§ **EXERCISE DETAILS**
Where the string "запись" occurs in the material below, report the whole line.

§ **INFORMATION GIVEN**
========================

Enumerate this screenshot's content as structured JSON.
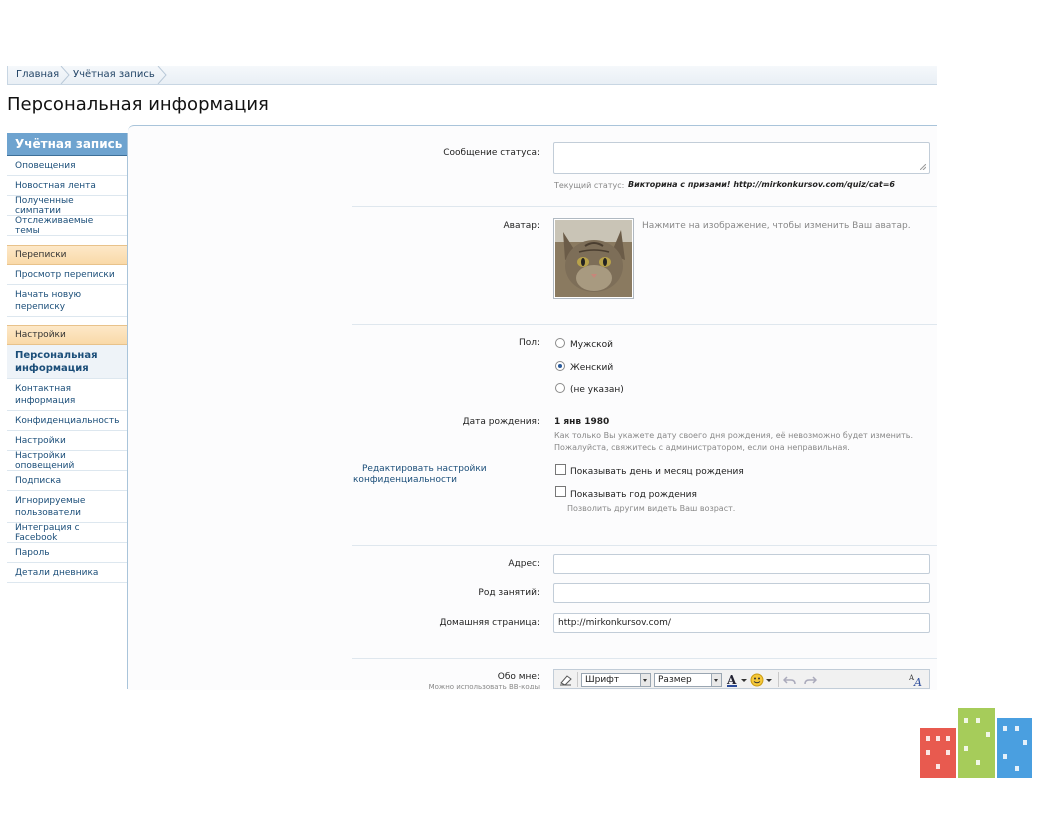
{
  "breadcrumb": {
    "home": "Главная",
    "account": "Учётная запись"
  },
  "page_title": "Персональная информация",
  "sidebar": {
    "header": "Учётная запись",
    "account_items": [
      "Оповещения",
      "Новостная лента",
      "Полученные симпатии",
      "Отслеживаемые темы"
    ],
    "group_messages": "Переписки",
    "message_items": [
      "Просмотр переписки",
      "Начать новую переписку"
    ],
    "group_settings": "Настройки",
    "active_item": "Персональная информация",
    "settings_items": [
      "Контактная информация",
      "Конфиденциальность",
      "Настройки",
      "Настройки оповещений",
      "Подписка",
      "Игнорируемые пользователи",
      "Интеграция с Facebook",
      "Пароль",
      "Детали дневника"
    ]
  },
  "form": {
    "status_label": "Сообщение статуса:",
    "current_status_label": "Текущий статус:",
    "current_status_value": "Викторина с призами! http://mirkonkursov.com/quiz/cat=6",
    "avatar_label": "Аватар:",
    "avatar_hint": "Нажмите на изображение, чтобы изменить Ваш аватар.",
    "gender_label": "Пол:",
    "gender_options": [
      "Мужской",
      "Женский",
      "(не указан)"
    ],
    "gender_selected": 1,
    "birthday_label": "Дата рождения:",
    "birthday_value": "1 янв 1980",
    "birthday_hint_1": "Как только Вы укажете дату своего дня рождения, её невозможно будет изменить.",
    "birthday_hint_2": "Пожалуйста, свяжитесь с администратором, если она неправильная.",
    "privacy_link_1": "Редактировать настройки",
    "privacy_link_2": "конфиденциальности",
    "show_day_month": "Показывать день и месяц рождения",
    "show_year": "Показывать год рождения",
    "show_year_hint": "Позволить другим видеть Ваш возраст.",
    "address_label": "Адрес:",
    "address_value": "",
    "occupation_label": "Род занятий:",
    "occupation_value": "",
    "homepage_label": "Домашняя страница:",
    "homepage_value": "http://mirkonkursov.com/",
    "about_label": "Обо мне:",
    "about_hint": "Можно использовать BB-коды"
  },
  "editor": {
    "font_label": "Шрифт",
    "size_label": "Размер"
  },
  "colors": {
    "sidebar_header": "#6ea3cf",
    "group_bg": "#f9d9a8",
    "link": "#1b4e79"
  }
}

========================

§ **RESULT FOR THIS TASK**
    "account": "Учётная запись"
    "header": "Учётная запись",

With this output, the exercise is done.